** start of MATERIAL SUPPLIED **

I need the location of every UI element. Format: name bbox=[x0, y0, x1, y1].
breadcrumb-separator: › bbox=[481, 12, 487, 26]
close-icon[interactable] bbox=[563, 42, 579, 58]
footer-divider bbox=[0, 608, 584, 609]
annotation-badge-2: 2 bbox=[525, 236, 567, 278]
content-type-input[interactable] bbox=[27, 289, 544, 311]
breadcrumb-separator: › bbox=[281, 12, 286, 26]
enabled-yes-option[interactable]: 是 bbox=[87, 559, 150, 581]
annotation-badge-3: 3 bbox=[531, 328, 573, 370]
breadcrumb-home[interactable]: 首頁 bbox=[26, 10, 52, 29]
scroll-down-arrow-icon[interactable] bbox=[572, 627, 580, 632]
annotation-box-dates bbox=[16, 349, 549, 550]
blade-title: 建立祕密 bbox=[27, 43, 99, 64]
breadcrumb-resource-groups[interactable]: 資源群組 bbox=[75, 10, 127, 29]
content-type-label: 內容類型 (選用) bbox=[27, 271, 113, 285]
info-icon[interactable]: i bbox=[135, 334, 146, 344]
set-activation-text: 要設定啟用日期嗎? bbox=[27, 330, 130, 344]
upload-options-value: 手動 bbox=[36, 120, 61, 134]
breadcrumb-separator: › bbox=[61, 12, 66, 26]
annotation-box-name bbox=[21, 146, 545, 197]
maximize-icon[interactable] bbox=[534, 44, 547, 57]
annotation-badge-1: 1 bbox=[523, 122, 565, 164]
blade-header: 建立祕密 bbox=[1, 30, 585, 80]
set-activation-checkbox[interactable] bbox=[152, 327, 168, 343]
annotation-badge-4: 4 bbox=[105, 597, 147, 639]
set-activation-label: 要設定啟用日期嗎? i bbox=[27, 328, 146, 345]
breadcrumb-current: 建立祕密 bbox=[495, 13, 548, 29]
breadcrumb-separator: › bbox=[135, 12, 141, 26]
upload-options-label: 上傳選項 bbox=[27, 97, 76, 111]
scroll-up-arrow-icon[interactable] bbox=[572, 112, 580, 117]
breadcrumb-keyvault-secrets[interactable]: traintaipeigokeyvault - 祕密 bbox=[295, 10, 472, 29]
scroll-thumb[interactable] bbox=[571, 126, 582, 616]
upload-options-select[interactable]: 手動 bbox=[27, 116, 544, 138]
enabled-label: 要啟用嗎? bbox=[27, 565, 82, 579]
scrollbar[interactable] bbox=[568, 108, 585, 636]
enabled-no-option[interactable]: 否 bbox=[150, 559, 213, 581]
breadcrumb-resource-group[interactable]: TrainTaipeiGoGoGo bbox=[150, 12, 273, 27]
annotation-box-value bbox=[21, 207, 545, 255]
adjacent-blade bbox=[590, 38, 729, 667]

** end of MATERIAL SUPPLIED **

• WRITTEN PROBLEM: Arrange all the entries above as a numbered list, leaving out any blank lines.

• SOLUTION FOR THIS TASK:
1. I need the location of every UI element. Format: name bbox=[x0, y0, x1, y1].
2. breadcrumb-separator: › bbox=[481, 12, 487, 26]
3. close-icon[interactable] bbox=[563, 42, 579, 58]
4. footer-divider bbox=[0, 608, 584, 609]
5. annotation-badge-2: 2 bbox=[525, 236, 567, 278]
6. content-type-input[interactable] bbox=[27, 289, 544, 311]
7. breadcrumb-separator: › bbox=[281, 12, 286, 26]
8. enabled-yes-option[interactable]: 是 bbox=[87, 559, 150, 581]
9. annotation-badge-3: 3 bbox=[531, 328, 573, 370]
10. breadcrumb-home[interactable]: 首頁 bbox=[26, 10, 52, 29]
11. scroll-down-arrow-icon[interactable] bbox=[572, 627, 580, 632]
12. annotation-box-dates bbox=[16, 349, 549, 550]
13. blade-title: 建立祕密 bbox=[27, 43, 99, 64]
14. breadcrumb-resource-groups[interactable]: 資源群組 bbox=[75, 10, 127, 29]
15. content-type-label: 內容類型 (選用) bbox=[27, 271, 113, 285]
16. info-icon[interactable]: i bbox=[135, 334, 146, 344]
17. set-activation-text: 要設定啟用日期嗎? bbox=[27, 330, 130, 344]
18. upload-options-value: 手動 bbox=[36, 120, 61, 134]
19. breadcrumb-separator: › bbox=[61, 12, 66, 26]
20. annotation-box-name bbox=[21, 146, 545, 197]
21. maximize-icon[interactable] bbox=[534, 44, 547, 57]
22. annotation-badge-1: 1 bbox=[523, 122, 565, 164]
23. blade-header: 建立祕密 bbox=[1, 30, 585, 80]
24. set-activation-checkbox[interactable] bbox=[152, 327, 168, 343]
25. annotation-badge-4: 4 bbox=[105, 597, 147, 639]
26. set-activation-label: 要設定啟用日期嗎? i bbox=[27, 328, 146, 345]
27. breadcrumb-current: 建立祕密 bbox=[495, 13, 548, 29]
28. breadcrumb-separator: › bbox=[135, 12, 141, 26]
29. upload-options-label: 上傳選項 bbox=[27, 97, 76, 111]
30. scroll-up-arrow-icon[interactable] bbox=[572, 112, 580, 117]
31. breadcrumb-keyvault-secrets[interactable]: traintaipeigokeyvault - 祕密 bbox=[295, 10, 472, 29]
32. scroll-thumb[interactable] bbox=[571, 126, 582, 616]
33. upload-options-select[interactable]: 手動 bbox=[27, 116, 544, 138]
34. enabled-label: 要啟用嗎? bbox=[27, 565, 82, 579]
35. scrollbar[interactable] bbox=[568, 108, 585, 636]
36. enabled-no-option[interactable]: 否 bbox=[150, 559, 213, 581]
37. breadcrumb-resource-group[interactable]: TrainTaipeiGoGoGo bbox=[150, 12, 273, 27]
38. annotation-box-value bbox=[21, 207, 545, 255]
39. adjacent-blade bbox=[590, 38, 729, 667]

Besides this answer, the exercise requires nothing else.